**TO BE DONE**
Go through the records and copy each line where the word "this" occurs.

**TASK DATA**
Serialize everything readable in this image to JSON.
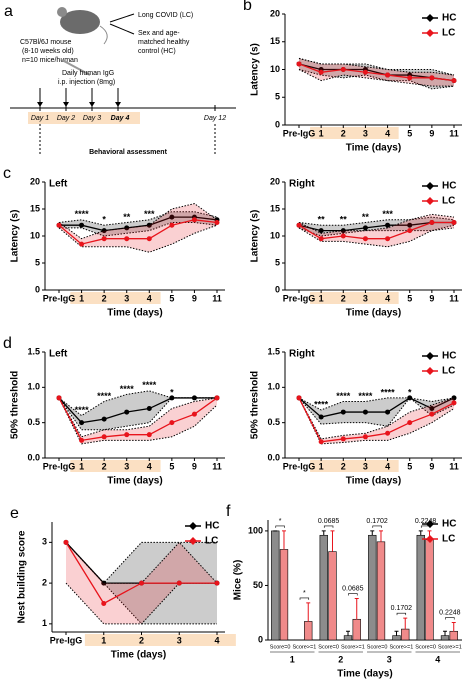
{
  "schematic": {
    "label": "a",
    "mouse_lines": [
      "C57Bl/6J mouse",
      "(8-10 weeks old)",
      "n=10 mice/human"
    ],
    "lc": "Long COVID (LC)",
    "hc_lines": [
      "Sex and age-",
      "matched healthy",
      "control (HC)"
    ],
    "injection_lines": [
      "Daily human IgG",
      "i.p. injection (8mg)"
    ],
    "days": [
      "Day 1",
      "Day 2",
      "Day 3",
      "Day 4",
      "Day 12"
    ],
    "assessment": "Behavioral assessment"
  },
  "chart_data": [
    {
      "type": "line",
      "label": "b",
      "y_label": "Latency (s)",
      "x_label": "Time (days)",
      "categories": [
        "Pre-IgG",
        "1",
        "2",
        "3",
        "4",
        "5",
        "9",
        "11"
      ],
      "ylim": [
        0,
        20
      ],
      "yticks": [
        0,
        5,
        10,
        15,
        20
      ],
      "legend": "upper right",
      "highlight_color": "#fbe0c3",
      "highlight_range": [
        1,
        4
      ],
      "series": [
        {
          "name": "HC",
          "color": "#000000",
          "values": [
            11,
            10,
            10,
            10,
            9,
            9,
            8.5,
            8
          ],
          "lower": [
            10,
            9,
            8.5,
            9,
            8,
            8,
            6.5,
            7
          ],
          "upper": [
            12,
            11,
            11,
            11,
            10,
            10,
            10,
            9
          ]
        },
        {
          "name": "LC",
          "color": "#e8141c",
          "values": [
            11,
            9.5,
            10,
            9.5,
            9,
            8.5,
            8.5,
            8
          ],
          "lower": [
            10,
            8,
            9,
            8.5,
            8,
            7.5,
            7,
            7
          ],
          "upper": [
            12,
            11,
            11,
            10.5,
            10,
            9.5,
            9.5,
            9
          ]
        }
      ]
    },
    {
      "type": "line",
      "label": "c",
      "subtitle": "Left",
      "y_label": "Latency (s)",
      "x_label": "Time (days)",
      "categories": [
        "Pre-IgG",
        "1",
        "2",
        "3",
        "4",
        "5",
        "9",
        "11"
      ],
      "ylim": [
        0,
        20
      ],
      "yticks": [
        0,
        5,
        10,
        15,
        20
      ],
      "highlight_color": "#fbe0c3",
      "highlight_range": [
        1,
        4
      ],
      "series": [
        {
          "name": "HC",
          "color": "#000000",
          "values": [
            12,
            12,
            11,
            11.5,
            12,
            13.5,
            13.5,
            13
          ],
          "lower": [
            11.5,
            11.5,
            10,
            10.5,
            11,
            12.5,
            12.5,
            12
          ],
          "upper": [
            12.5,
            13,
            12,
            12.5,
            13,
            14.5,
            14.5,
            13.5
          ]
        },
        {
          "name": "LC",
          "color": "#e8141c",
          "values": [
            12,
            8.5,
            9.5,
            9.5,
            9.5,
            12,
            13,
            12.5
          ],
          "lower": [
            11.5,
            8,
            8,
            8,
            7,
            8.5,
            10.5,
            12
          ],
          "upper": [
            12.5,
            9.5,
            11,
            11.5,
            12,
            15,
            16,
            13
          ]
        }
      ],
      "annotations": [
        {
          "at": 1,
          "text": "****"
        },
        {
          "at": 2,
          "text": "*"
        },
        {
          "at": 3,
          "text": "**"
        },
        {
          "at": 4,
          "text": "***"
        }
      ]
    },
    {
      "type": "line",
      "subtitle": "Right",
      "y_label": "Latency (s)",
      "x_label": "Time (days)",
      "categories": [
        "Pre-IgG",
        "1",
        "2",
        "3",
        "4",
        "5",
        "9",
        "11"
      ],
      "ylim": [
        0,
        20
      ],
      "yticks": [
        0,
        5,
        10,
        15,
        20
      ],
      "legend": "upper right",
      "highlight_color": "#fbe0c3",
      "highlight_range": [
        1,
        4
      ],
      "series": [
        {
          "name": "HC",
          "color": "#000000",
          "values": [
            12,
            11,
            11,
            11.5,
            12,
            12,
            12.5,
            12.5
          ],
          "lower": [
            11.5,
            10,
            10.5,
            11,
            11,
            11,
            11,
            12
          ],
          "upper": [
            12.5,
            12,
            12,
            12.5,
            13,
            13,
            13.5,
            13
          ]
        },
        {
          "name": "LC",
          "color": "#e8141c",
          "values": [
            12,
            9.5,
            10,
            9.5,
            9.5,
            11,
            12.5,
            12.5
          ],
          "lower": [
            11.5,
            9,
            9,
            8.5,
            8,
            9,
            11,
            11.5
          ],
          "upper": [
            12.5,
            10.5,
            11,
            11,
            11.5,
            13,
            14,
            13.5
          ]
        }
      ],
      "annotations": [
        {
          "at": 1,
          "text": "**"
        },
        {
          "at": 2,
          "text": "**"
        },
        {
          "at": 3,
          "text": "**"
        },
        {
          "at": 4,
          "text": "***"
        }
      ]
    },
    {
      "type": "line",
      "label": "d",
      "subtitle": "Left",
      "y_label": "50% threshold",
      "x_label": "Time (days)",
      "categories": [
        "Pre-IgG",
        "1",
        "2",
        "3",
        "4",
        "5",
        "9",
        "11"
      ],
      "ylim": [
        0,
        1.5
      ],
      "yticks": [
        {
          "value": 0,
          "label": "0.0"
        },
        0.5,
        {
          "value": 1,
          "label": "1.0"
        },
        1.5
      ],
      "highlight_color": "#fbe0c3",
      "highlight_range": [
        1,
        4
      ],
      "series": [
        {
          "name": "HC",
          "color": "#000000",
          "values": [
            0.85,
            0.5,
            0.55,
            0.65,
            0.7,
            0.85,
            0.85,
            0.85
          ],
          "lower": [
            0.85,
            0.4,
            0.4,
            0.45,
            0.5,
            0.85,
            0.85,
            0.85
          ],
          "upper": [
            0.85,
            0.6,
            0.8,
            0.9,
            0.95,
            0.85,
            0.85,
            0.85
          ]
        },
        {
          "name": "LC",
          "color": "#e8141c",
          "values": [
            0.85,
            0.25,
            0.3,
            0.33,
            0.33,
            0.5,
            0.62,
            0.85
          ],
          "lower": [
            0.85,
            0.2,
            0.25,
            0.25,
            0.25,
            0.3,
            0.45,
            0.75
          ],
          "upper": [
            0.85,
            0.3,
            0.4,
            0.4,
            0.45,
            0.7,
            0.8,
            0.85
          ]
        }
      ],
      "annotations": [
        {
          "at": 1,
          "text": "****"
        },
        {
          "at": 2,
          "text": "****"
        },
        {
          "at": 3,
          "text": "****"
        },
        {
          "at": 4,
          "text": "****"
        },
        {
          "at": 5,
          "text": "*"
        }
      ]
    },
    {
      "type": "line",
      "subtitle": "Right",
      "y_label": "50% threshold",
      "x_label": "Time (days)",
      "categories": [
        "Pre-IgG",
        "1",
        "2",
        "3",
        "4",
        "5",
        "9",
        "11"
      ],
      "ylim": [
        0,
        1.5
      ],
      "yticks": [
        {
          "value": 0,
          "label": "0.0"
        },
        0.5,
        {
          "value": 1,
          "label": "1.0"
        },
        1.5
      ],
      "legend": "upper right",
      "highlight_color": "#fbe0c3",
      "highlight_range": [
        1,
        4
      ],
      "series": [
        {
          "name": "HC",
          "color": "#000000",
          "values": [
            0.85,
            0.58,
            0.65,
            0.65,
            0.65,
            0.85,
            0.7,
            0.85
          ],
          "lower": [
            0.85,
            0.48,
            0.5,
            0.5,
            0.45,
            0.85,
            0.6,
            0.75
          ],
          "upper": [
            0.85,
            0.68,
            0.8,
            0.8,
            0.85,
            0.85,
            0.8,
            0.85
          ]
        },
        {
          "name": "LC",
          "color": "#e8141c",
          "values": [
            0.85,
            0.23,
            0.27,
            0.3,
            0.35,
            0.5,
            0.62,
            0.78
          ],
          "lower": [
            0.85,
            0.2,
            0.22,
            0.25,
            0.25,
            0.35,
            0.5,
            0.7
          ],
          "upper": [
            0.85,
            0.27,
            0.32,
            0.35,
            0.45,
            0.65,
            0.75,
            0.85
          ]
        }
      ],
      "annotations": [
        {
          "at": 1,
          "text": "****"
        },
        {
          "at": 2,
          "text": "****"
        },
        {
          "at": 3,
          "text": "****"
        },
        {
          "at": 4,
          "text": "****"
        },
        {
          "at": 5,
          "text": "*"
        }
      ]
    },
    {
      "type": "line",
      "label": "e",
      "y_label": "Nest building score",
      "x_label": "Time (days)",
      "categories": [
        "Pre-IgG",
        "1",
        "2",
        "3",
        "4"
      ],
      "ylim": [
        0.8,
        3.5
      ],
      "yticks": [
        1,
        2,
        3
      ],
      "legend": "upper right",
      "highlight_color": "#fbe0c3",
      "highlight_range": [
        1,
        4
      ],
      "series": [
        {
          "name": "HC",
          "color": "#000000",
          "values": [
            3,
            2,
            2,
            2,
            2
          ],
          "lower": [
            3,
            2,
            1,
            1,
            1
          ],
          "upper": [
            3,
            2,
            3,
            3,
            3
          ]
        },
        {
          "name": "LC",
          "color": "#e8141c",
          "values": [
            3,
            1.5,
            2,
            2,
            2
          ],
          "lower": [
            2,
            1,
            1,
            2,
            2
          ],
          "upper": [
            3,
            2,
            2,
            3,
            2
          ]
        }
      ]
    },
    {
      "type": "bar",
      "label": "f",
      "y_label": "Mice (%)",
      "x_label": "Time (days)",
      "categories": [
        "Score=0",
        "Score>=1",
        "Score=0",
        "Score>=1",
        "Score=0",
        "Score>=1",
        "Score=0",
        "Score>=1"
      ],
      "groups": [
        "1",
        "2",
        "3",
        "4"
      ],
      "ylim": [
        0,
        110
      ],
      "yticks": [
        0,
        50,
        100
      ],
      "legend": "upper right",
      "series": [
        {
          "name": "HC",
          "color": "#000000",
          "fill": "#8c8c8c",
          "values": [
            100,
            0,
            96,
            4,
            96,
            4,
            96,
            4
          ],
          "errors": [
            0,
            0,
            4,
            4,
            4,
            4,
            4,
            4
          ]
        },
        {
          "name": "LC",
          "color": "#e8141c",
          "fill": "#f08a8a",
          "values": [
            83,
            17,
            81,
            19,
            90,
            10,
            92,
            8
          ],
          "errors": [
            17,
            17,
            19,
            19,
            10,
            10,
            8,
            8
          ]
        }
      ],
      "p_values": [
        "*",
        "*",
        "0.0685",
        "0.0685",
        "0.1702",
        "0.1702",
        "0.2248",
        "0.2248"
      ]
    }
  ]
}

--

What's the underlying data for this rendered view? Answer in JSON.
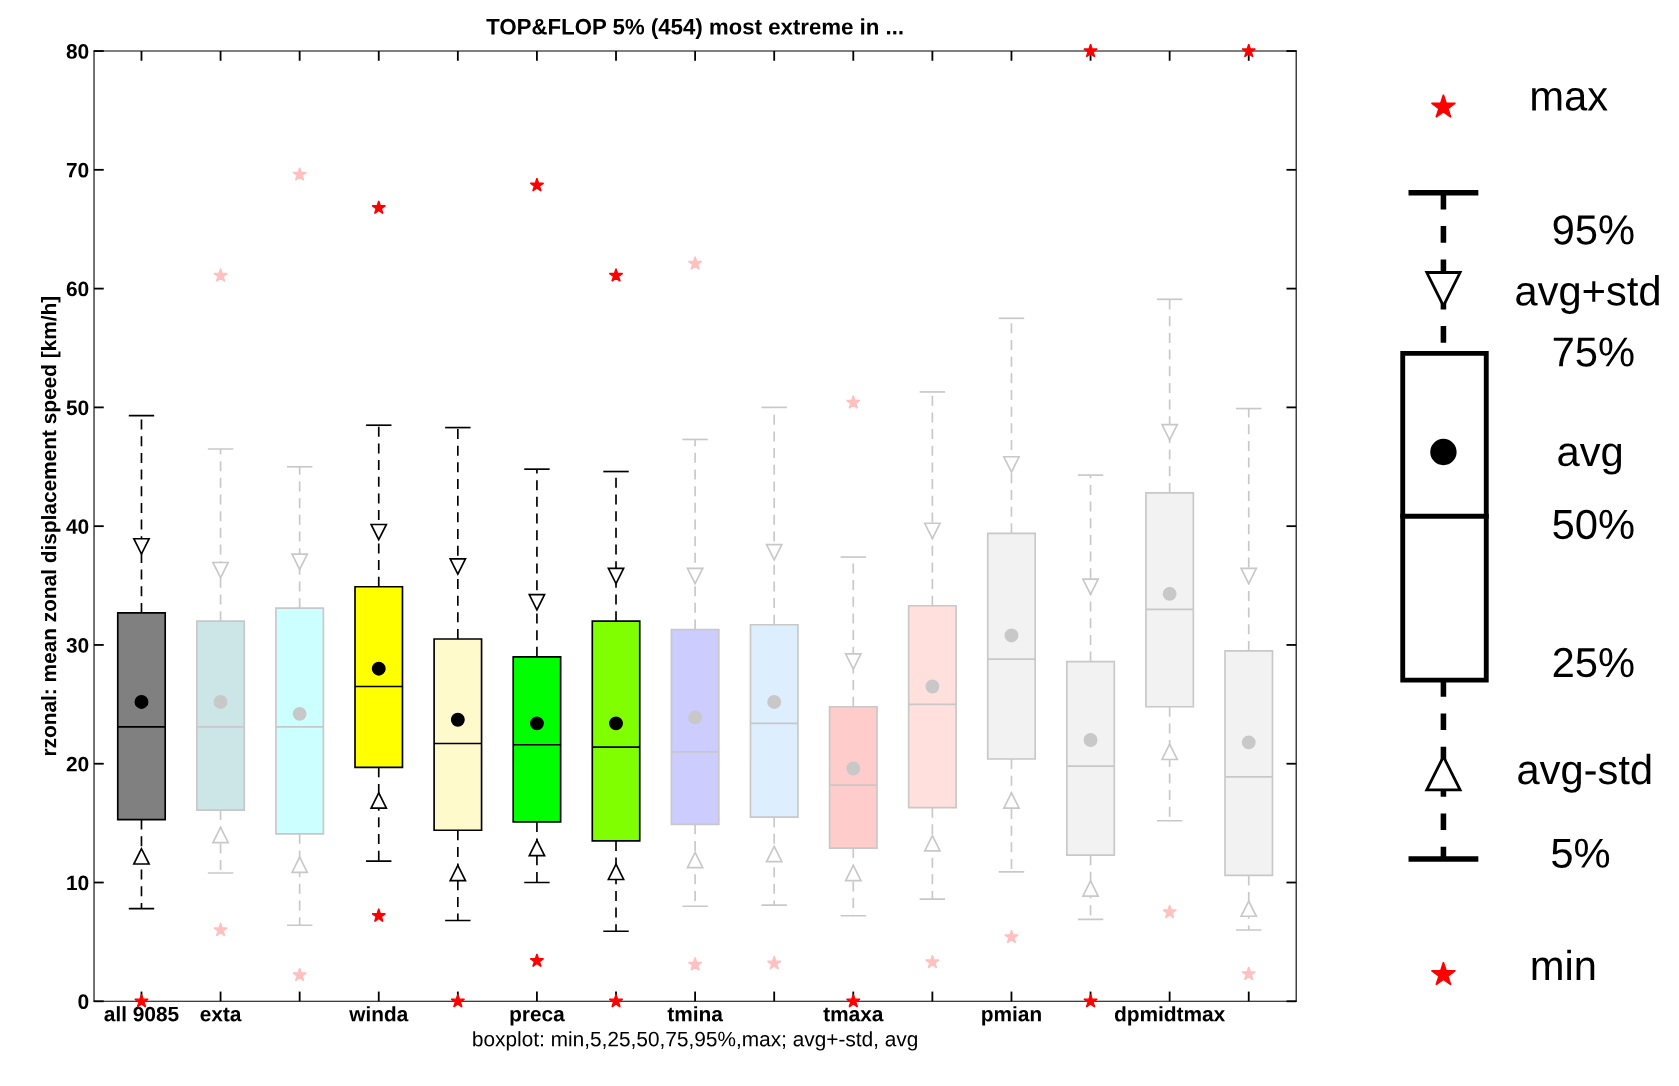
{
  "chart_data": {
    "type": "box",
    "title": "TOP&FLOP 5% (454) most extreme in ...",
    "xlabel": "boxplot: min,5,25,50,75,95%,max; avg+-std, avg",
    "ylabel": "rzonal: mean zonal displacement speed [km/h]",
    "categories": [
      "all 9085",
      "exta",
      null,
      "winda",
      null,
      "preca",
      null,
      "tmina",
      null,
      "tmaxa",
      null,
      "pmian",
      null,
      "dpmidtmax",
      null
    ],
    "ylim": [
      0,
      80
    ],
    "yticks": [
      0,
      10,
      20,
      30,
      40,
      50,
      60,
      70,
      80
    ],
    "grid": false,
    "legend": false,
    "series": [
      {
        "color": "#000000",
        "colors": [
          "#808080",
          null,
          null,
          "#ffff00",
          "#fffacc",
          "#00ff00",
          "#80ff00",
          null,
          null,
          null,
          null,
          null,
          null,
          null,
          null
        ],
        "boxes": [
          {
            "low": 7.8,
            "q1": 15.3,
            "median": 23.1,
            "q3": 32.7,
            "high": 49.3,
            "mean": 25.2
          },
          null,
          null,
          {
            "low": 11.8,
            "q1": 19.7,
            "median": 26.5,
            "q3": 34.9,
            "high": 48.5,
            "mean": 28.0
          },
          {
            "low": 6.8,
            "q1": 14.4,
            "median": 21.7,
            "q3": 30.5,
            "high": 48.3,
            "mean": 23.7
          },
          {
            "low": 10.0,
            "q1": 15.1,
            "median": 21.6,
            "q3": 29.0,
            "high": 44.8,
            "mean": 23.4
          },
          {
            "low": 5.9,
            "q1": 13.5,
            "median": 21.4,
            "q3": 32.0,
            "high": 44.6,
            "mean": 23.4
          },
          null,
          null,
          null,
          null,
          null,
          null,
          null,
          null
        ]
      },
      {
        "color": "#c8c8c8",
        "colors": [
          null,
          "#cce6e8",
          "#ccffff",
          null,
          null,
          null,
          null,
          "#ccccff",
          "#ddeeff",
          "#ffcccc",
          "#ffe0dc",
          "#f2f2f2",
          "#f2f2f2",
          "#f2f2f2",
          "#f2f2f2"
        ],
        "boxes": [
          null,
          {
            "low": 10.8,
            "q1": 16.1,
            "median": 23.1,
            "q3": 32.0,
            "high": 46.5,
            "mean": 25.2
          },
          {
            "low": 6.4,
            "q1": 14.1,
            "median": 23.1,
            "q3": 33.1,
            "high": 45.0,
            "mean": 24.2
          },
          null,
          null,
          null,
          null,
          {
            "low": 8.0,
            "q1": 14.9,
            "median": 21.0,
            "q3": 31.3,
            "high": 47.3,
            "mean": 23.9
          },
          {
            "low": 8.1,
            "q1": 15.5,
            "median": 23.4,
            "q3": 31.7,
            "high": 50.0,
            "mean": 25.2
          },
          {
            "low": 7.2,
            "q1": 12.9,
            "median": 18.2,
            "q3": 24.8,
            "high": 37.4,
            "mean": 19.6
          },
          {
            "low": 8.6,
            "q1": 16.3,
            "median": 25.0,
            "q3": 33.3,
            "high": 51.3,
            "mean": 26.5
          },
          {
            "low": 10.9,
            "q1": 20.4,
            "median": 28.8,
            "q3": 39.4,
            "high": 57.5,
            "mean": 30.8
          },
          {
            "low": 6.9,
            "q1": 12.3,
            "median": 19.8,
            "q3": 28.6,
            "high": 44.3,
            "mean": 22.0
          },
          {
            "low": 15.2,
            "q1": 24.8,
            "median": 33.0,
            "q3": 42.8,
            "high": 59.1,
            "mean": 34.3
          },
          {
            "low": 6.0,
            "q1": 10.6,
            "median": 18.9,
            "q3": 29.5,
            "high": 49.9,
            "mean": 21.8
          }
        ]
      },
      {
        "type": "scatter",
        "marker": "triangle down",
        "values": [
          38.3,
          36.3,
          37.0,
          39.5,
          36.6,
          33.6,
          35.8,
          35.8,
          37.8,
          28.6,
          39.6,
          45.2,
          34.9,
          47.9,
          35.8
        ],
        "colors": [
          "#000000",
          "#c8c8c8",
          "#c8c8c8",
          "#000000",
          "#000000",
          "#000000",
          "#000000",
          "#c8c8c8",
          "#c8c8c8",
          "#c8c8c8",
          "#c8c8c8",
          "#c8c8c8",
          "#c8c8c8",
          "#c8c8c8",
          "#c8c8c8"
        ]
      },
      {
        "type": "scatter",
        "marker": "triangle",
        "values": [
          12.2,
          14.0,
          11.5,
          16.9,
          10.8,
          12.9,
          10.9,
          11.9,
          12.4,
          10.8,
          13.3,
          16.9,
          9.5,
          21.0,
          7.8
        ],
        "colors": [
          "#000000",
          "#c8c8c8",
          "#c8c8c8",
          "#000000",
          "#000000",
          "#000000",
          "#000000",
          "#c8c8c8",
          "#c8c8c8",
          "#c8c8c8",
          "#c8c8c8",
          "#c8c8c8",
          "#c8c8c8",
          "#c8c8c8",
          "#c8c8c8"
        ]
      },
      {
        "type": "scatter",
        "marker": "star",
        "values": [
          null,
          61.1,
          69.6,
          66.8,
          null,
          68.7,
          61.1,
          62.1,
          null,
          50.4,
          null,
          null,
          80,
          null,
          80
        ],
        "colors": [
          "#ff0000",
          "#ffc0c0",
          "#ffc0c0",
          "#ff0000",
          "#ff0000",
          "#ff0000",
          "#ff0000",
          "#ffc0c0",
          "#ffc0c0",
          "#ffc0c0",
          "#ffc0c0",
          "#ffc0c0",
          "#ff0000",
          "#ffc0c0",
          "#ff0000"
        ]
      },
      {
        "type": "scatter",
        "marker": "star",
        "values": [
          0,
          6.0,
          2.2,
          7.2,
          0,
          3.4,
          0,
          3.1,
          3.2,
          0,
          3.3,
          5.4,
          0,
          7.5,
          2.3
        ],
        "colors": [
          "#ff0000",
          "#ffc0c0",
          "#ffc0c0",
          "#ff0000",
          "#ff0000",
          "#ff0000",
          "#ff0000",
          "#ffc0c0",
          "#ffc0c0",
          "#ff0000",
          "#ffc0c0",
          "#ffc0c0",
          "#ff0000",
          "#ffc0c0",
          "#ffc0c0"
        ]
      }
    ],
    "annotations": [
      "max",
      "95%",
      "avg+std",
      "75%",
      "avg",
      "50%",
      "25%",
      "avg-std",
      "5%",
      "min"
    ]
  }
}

**ANSWER**
Serialize everything readable in this image to JSON.
What's the underlying data for this rendered view? Answer in JSON.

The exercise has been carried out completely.